Data shown -
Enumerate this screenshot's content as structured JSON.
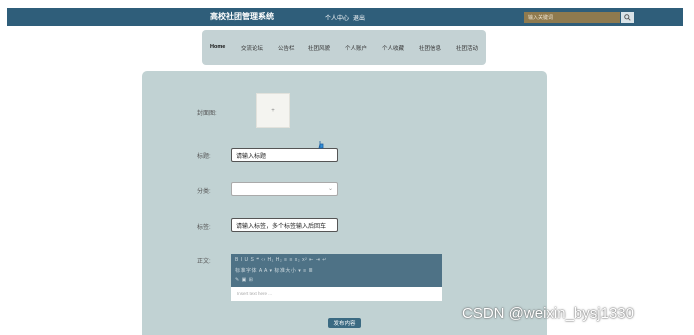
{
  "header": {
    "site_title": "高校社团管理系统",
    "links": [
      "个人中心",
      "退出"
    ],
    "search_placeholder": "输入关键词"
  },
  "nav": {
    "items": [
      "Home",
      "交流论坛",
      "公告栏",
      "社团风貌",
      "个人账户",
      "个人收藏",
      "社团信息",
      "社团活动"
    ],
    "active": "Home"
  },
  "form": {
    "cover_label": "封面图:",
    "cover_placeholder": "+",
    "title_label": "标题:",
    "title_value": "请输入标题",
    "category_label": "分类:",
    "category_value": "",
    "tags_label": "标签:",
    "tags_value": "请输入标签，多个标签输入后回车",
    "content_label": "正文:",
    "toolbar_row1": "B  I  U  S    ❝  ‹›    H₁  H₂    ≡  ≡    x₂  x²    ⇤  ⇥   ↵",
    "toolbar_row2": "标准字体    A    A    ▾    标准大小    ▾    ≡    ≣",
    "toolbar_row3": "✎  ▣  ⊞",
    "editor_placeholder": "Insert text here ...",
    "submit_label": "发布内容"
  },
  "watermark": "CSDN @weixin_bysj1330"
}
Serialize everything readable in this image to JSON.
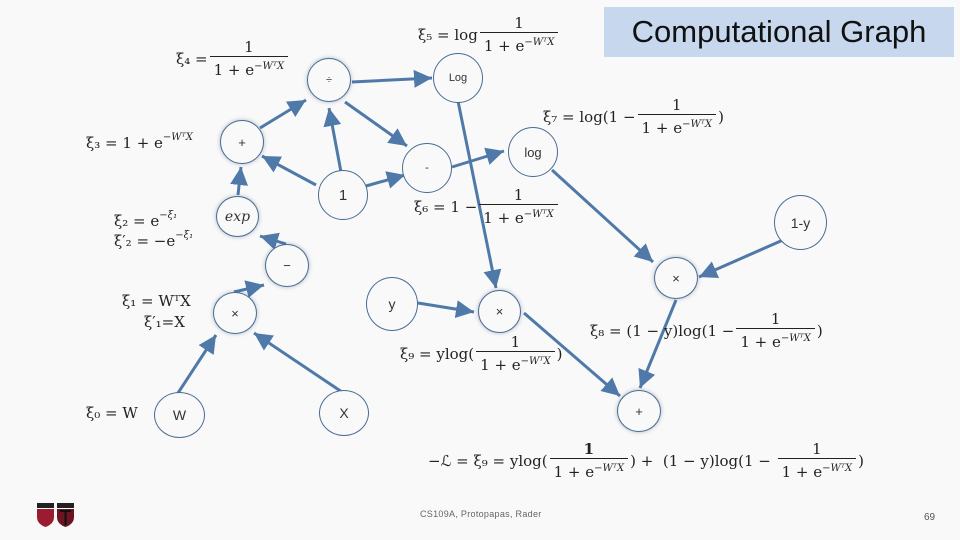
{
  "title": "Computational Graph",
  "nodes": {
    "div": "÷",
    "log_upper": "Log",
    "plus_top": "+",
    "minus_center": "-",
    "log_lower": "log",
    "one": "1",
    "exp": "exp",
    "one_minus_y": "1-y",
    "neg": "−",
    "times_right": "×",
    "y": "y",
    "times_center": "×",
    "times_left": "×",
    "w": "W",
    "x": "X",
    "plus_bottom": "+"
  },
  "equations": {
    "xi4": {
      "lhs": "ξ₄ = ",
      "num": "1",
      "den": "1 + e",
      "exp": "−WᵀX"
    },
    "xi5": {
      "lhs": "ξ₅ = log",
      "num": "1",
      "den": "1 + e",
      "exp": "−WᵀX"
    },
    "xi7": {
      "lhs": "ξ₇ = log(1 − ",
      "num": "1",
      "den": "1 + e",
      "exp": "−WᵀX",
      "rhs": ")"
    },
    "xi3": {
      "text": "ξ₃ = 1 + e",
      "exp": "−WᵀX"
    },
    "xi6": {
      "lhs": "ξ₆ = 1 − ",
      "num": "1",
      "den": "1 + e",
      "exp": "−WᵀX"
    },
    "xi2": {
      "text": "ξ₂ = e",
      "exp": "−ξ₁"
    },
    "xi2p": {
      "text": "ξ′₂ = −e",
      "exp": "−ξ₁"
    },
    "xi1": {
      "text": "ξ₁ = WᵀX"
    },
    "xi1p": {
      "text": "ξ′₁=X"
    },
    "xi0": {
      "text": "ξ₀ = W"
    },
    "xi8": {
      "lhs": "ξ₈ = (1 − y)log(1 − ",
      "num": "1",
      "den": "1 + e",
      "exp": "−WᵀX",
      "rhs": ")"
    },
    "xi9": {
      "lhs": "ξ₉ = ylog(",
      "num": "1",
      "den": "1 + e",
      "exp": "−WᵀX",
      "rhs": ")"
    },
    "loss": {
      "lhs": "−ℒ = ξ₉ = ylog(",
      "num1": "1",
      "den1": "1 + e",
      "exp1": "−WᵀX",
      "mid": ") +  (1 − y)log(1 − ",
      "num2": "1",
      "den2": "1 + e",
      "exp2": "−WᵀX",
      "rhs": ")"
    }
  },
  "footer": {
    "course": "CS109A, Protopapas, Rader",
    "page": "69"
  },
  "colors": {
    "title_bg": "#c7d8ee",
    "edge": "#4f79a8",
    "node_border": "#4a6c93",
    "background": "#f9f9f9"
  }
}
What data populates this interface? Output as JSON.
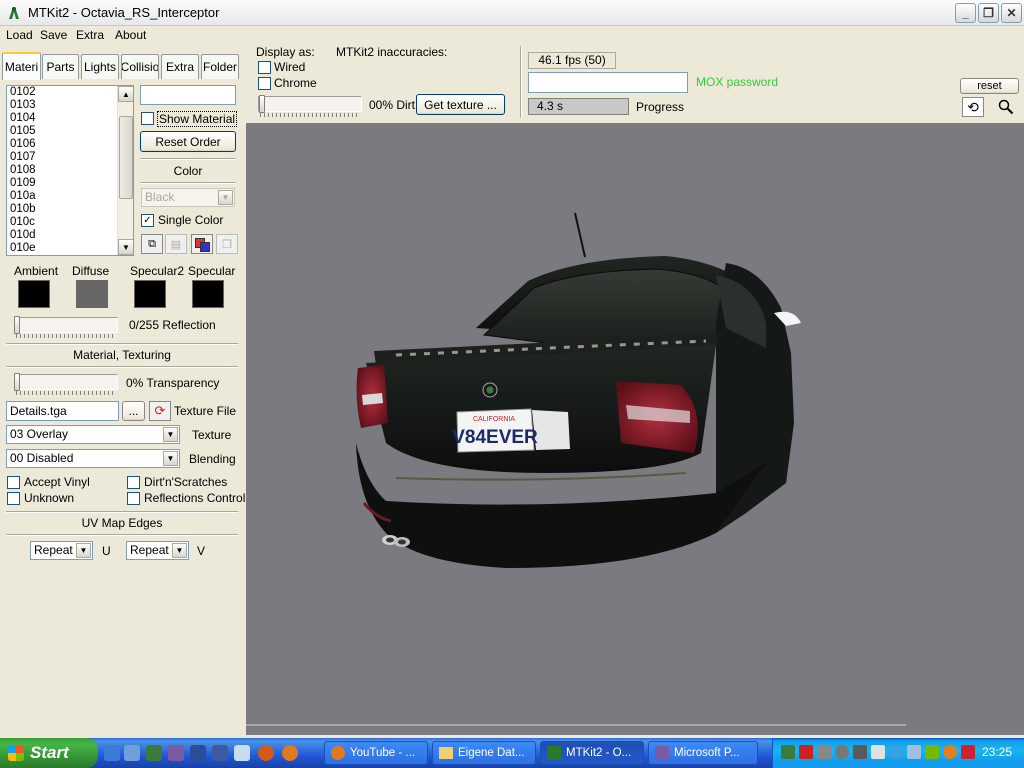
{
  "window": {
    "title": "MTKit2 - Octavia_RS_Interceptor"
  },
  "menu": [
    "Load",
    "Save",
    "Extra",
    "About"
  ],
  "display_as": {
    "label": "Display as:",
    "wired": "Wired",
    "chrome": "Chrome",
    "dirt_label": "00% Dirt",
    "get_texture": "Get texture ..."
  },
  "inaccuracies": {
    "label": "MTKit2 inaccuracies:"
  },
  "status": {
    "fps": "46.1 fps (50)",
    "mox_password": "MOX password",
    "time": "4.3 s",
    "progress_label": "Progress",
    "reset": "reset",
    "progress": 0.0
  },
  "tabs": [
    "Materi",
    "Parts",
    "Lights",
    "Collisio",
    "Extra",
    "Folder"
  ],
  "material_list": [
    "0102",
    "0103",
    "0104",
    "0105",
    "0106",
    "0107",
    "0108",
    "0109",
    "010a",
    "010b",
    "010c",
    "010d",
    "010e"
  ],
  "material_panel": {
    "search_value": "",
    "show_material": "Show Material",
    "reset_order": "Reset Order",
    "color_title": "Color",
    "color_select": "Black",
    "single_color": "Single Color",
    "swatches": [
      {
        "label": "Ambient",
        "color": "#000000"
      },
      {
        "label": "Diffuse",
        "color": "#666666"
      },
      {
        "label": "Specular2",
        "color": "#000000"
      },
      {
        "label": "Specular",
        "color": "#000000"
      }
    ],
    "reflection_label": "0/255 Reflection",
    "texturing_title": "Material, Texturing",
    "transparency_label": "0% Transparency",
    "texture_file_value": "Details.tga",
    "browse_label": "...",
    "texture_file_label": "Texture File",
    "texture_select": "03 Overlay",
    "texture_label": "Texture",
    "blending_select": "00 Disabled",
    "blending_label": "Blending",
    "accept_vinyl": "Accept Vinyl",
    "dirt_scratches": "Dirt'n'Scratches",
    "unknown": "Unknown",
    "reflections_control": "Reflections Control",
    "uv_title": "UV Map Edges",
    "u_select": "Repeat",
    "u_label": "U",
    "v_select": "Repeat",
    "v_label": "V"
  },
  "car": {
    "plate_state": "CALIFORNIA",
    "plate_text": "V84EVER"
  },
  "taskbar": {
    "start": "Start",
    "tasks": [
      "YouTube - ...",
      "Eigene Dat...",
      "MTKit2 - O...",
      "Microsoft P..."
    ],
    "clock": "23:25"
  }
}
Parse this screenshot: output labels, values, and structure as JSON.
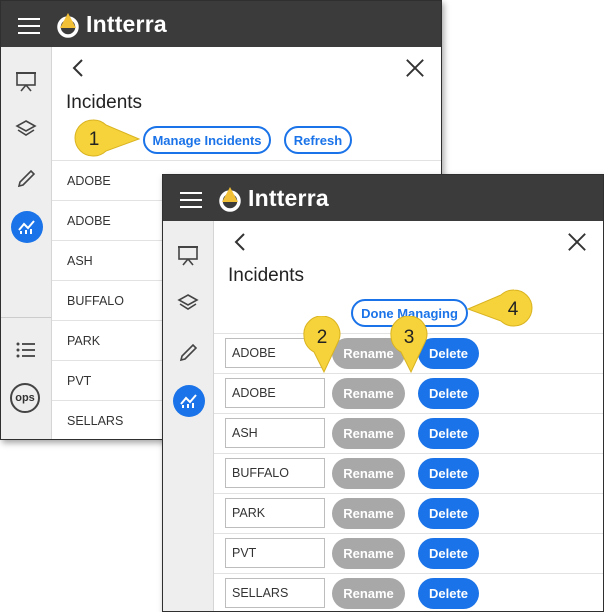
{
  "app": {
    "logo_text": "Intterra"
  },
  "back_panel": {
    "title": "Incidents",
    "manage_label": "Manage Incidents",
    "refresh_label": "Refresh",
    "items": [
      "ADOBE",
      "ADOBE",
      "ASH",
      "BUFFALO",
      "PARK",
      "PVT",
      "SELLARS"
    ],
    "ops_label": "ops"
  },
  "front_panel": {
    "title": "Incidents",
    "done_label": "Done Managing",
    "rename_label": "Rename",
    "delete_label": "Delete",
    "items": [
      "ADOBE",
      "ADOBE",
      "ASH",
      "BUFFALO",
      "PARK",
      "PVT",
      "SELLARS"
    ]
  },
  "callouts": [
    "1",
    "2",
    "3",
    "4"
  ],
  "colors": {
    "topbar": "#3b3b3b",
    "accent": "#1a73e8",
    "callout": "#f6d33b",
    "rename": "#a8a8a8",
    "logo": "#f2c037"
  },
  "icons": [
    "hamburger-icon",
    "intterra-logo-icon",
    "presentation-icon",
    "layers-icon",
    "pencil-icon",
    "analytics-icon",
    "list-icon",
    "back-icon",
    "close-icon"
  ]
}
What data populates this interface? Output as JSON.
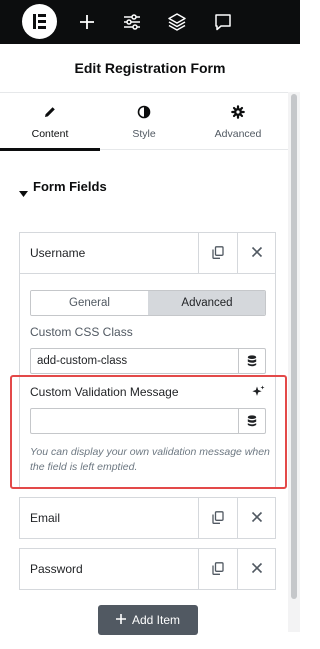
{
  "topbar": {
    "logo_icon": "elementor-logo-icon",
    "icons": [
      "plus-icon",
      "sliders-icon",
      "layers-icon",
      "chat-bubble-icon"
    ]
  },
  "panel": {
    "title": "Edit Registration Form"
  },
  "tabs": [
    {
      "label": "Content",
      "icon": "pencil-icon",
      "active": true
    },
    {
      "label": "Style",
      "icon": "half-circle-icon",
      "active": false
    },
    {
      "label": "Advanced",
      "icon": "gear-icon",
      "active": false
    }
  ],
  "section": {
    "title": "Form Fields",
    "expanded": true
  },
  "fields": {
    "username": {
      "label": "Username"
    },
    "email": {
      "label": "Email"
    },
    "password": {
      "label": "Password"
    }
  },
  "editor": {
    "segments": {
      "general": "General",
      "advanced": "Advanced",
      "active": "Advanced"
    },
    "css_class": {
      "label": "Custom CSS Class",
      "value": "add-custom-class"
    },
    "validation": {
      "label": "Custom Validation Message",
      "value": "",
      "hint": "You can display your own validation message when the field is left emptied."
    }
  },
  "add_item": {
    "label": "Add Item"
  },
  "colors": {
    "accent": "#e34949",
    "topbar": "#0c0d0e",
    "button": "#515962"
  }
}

Directions - Return only the number of lines in the data that contain "screenshot".

Result - 2